> **Required task**
Locate each line with the string "Voto" in the listing below and copy it.

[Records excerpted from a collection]
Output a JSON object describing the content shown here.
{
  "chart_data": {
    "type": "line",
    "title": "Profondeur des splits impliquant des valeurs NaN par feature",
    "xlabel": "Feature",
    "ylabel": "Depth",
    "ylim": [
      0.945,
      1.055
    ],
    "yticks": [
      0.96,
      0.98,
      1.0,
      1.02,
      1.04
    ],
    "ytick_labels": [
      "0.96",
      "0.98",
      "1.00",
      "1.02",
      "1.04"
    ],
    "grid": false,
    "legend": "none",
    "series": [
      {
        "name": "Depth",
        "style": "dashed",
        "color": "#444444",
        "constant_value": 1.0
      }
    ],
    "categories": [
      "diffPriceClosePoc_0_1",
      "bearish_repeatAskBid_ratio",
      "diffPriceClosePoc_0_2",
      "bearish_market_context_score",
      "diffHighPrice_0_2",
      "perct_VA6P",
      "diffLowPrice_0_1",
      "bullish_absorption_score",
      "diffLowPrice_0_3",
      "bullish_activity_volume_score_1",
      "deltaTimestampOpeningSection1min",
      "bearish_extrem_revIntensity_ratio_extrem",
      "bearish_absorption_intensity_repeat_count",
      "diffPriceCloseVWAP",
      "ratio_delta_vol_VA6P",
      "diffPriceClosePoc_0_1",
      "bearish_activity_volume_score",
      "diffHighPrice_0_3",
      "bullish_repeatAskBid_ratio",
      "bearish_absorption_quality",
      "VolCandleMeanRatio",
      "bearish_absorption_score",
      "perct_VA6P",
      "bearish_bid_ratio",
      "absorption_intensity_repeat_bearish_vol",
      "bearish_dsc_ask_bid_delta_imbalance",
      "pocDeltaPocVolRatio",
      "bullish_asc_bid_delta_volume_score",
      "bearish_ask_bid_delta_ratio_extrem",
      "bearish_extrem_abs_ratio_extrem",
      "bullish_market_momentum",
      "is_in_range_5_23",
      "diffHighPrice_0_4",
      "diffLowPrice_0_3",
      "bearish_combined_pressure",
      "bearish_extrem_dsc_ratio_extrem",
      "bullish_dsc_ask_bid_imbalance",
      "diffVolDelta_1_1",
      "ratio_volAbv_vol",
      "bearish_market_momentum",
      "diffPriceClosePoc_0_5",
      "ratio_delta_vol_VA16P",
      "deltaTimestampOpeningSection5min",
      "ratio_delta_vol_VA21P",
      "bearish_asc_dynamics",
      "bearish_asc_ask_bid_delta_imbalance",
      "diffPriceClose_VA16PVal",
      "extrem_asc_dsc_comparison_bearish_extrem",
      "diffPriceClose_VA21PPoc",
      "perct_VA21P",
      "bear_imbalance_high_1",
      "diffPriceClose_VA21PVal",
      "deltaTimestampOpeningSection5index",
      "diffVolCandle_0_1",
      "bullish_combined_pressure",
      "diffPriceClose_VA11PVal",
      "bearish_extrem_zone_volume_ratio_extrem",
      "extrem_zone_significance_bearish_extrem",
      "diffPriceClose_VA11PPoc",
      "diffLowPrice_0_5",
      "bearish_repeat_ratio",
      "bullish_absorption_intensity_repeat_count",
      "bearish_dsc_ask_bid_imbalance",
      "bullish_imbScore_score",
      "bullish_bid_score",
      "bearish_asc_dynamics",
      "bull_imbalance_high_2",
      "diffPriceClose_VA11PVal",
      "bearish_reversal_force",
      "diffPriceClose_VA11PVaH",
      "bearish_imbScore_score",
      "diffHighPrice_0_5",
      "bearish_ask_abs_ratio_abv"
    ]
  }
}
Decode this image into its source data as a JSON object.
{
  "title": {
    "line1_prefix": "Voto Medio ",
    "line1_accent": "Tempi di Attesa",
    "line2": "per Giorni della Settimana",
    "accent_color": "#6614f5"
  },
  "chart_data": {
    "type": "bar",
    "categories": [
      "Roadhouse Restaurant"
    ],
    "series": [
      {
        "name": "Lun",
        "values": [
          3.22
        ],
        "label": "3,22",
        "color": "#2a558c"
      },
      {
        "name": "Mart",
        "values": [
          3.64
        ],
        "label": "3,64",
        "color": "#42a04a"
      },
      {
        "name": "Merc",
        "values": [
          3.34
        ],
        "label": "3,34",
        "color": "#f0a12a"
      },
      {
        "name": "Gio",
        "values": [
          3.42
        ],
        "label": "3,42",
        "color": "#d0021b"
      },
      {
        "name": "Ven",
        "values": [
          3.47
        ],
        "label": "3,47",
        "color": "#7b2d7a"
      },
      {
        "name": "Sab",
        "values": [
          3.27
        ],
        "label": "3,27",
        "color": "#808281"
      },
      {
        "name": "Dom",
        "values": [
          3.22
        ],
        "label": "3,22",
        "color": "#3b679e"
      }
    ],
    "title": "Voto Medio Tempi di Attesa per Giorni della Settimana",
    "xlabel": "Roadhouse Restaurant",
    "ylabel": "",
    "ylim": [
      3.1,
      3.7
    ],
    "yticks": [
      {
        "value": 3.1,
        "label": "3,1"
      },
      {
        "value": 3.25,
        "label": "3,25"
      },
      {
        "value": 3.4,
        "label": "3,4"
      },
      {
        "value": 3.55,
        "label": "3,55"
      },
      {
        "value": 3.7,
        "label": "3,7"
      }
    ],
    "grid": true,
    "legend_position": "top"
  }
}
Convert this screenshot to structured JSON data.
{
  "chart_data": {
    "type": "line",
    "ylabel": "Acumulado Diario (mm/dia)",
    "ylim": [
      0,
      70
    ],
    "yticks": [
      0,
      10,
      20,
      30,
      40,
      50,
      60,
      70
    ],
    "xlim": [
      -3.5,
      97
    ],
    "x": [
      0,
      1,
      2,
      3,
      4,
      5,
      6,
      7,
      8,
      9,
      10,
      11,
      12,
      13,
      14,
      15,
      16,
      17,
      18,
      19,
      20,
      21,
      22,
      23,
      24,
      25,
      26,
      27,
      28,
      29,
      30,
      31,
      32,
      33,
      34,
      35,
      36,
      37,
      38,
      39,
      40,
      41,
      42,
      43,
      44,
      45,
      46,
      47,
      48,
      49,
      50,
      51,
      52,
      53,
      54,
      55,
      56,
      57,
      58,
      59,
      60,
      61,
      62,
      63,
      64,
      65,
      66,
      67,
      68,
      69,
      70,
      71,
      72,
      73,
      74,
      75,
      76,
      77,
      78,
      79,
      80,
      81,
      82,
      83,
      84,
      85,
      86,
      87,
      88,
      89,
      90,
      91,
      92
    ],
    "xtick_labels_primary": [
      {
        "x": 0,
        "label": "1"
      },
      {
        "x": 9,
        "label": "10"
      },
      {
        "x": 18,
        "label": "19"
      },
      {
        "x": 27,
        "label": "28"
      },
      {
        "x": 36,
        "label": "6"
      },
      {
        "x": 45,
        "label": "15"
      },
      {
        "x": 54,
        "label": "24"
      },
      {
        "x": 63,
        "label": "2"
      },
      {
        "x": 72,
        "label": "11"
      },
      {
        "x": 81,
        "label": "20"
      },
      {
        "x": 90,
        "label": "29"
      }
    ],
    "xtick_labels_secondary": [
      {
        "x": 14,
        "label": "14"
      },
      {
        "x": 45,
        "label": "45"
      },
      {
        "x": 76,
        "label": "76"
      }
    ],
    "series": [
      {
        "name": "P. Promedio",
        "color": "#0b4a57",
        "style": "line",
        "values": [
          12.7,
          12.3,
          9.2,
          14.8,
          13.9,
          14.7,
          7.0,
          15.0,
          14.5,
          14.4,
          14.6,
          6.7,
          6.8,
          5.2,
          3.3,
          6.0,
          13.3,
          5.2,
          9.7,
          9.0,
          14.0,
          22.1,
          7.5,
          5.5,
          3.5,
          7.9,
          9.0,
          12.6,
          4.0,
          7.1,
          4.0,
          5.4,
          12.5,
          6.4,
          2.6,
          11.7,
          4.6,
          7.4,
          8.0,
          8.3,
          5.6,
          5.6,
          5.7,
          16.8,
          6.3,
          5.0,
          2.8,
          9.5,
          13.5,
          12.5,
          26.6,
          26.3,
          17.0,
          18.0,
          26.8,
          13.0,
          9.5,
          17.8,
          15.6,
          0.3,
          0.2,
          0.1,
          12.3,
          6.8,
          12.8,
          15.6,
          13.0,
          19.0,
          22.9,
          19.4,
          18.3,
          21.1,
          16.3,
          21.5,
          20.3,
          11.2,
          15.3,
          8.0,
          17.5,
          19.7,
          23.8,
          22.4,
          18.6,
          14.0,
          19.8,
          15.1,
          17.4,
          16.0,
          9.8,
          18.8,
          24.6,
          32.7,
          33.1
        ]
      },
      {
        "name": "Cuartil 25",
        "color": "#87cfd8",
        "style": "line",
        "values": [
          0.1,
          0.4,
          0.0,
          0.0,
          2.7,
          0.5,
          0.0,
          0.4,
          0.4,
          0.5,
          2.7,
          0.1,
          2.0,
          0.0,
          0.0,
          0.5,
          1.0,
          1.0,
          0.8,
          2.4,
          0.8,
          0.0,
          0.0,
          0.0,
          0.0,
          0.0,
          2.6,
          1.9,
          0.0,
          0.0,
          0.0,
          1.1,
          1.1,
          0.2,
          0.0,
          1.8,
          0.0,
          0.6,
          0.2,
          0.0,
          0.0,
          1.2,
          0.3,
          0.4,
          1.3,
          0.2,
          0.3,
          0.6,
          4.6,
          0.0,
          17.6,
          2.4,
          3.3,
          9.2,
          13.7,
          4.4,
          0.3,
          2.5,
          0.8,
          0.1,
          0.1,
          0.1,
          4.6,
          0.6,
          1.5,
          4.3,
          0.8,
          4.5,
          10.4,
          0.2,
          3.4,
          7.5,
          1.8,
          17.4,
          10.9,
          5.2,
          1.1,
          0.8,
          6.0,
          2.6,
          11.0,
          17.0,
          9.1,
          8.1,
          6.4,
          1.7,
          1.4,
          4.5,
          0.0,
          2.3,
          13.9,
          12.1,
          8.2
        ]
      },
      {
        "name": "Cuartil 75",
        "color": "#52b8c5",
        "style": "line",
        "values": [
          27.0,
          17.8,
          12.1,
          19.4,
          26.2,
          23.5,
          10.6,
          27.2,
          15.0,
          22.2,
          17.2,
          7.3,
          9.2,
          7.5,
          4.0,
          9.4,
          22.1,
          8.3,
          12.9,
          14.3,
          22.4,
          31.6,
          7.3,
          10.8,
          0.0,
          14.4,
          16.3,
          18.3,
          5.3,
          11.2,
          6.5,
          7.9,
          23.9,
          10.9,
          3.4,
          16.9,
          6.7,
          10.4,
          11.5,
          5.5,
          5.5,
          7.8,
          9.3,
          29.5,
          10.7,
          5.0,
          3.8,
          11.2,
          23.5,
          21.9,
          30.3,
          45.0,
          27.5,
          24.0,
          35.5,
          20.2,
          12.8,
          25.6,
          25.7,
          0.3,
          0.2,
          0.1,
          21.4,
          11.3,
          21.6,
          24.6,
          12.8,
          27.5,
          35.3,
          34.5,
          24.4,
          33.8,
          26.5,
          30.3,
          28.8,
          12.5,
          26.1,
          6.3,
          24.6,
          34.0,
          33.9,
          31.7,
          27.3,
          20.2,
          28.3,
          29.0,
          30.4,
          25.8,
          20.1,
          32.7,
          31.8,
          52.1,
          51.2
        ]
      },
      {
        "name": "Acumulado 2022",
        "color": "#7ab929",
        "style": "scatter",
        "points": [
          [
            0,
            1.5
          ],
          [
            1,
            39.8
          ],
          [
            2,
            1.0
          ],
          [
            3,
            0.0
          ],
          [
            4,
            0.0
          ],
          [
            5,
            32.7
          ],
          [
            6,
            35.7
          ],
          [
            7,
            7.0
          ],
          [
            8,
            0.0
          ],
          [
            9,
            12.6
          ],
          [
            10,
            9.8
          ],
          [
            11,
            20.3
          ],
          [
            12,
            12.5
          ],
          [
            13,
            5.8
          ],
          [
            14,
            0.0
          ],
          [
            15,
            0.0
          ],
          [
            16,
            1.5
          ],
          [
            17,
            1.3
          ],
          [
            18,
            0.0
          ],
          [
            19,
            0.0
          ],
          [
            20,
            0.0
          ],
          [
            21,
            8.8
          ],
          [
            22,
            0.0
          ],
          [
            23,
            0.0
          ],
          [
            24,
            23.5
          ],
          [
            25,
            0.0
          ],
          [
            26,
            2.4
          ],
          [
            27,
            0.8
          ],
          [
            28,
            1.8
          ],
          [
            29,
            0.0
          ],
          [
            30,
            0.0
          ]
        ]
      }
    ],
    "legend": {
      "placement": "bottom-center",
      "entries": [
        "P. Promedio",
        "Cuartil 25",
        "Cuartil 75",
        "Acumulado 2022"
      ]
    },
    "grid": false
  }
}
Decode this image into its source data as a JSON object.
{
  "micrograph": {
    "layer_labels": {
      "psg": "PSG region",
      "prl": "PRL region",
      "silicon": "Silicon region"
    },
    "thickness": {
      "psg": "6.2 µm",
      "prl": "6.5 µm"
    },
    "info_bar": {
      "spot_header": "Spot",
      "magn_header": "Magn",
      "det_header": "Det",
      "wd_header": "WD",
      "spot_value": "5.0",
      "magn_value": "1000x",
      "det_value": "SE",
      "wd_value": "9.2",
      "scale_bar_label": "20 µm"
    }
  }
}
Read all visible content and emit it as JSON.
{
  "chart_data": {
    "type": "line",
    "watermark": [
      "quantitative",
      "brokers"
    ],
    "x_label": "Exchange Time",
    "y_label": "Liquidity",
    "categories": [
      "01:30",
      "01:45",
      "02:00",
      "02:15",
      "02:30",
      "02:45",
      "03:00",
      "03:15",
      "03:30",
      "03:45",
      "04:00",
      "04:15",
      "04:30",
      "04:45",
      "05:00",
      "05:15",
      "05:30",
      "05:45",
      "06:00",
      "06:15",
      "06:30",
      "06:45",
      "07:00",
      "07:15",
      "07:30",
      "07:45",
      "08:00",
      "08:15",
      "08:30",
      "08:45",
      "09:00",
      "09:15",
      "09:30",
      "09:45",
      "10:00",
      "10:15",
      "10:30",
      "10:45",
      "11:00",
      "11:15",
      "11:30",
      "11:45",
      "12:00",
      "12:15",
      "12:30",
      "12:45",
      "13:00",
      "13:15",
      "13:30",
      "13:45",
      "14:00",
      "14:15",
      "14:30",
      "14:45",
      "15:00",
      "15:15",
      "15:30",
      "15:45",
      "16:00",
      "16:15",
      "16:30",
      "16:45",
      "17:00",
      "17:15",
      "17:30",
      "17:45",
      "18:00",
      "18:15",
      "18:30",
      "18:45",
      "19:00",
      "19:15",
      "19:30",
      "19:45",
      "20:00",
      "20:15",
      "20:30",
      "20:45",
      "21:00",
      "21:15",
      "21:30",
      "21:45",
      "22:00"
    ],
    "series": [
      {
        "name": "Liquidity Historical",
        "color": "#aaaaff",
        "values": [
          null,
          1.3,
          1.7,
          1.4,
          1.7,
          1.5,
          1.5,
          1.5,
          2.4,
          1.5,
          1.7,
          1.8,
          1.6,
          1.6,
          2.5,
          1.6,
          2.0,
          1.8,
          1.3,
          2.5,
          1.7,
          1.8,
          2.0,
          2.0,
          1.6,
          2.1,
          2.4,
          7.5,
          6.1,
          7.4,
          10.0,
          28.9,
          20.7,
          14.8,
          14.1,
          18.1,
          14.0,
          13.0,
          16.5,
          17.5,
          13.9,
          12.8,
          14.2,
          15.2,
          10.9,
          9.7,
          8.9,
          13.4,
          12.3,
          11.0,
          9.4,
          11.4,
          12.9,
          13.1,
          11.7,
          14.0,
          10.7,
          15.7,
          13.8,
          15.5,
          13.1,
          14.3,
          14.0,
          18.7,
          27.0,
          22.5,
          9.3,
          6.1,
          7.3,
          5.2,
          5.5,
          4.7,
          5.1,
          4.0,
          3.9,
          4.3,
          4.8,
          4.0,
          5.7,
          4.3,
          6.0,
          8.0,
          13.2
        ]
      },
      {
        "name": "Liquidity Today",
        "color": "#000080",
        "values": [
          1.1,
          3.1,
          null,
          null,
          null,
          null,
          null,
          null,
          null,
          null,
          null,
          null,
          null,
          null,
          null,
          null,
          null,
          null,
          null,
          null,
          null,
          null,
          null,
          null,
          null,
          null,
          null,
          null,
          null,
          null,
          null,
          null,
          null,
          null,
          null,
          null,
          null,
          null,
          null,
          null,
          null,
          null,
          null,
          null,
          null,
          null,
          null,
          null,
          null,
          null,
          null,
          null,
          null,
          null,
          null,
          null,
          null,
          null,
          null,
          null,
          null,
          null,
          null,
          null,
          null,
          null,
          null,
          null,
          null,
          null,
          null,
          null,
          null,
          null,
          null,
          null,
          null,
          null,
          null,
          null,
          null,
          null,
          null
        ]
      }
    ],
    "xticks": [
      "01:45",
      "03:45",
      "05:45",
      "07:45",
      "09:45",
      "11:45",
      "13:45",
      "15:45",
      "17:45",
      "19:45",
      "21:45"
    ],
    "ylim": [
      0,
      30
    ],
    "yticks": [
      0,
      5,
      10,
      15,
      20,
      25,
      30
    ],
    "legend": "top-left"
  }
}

> **Task result**
    "line1_prefix": "Voto Medio ",
    "title": "Voto Medio Tempi di Attesa per Giorni della Settimana",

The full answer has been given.